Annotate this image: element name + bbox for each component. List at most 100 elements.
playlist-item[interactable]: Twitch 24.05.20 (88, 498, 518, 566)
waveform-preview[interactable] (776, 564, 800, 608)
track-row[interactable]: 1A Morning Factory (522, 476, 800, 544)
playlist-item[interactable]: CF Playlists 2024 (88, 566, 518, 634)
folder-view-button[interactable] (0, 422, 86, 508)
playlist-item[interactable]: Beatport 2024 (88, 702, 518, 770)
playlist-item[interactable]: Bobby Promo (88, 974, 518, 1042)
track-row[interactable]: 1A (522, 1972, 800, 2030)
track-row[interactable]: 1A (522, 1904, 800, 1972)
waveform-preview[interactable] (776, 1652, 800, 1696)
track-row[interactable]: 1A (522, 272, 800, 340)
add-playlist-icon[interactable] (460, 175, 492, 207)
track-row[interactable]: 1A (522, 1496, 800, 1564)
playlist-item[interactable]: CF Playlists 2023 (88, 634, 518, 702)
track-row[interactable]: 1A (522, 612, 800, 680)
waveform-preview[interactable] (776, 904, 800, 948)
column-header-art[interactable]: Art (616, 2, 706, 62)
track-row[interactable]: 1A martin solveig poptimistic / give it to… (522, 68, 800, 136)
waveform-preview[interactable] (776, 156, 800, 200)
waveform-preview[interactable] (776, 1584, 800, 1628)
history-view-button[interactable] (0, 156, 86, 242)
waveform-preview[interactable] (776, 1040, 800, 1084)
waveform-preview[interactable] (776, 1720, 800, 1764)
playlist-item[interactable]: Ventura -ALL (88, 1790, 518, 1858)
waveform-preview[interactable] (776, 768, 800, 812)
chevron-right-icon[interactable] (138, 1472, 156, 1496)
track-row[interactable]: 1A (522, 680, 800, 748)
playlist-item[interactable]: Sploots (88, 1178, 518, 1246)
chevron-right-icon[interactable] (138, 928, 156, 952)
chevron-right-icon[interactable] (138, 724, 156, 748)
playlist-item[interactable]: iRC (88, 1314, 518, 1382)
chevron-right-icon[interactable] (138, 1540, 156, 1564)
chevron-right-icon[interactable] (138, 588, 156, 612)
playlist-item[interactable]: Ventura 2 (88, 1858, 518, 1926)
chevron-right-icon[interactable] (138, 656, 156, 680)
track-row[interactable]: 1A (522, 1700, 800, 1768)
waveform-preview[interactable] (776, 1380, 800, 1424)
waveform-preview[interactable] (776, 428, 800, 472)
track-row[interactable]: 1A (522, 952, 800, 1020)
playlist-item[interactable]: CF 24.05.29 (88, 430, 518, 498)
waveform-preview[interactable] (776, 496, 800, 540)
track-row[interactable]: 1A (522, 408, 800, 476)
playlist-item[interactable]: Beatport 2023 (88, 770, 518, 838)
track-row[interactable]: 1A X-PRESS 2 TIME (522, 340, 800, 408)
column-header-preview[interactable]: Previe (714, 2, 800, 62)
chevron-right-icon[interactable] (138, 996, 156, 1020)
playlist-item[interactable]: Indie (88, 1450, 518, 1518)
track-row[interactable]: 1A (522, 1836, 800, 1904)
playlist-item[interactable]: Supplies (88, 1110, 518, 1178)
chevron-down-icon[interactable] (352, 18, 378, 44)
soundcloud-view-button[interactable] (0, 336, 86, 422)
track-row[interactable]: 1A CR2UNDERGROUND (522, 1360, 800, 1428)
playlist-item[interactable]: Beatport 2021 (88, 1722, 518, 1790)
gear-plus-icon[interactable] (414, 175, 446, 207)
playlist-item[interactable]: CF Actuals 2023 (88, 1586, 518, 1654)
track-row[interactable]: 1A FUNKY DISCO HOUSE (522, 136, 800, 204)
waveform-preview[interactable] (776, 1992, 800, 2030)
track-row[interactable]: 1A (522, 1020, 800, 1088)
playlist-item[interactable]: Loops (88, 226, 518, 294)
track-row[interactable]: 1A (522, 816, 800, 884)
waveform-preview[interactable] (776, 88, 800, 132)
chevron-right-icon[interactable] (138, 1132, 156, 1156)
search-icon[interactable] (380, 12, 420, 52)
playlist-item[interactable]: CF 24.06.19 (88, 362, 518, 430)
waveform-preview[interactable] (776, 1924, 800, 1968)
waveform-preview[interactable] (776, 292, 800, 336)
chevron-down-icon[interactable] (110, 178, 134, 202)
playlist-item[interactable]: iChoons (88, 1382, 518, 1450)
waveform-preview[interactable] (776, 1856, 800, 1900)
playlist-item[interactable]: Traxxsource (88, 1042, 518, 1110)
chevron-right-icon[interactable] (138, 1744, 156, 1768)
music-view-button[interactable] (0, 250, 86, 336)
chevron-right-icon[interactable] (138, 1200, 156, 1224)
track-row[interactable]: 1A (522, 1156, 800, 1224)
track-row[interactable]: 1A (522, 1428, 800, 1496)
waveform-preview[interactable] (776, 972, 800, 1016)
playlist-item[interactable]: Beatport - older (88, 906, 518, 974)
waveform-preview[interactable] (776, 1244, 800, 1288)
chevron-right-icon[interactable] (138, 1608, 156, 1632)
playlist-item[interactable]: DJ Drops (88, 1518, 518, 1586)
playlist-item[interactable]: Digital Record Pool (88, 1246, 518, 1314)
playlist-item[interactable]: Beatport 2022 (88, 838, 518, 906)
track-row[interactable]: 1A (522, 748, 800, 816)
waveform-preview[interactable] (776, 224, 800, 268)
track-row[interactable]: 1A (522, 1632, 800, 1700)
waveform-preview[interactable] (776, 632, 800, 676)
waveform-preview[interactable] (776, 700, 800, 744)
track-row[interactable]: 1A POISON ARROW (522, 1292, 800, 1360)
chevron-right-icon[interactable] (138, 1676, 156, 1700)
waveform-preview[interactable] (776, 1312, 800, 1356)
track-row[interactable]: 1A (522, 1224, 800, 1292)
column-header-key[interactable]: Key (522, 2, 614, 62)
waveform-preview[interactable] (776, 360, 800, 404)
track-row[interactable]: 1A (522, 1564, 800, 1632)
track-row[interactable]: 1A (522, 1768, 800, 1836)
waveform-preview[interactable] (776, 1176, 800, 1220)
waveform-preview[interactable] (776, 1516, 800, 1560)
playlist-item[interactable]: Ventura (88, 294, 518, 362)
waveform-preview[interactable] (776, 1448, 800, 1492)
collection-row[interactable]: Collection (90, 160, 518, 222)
● ● ● ● ●
_STATED PROBLEM_:
Reproduce the records from their first line through the line that contains "track-row[interactable]: 1A Morning", renaming "waveform-preview" to "audio-preview" and changing nothing else.

_WRITTEN SOLUTION_:
Annotate this image: element name + bbox for each component. List at most 100 elements.
playlist-item[interactable]: Twitch 24.05.20 (88, 498, 518, 566)
audio-preview[interactable] (776, 564, 800, 608)
track-row[interactable]: 1A Morning Factory (522, 476, 800, 544)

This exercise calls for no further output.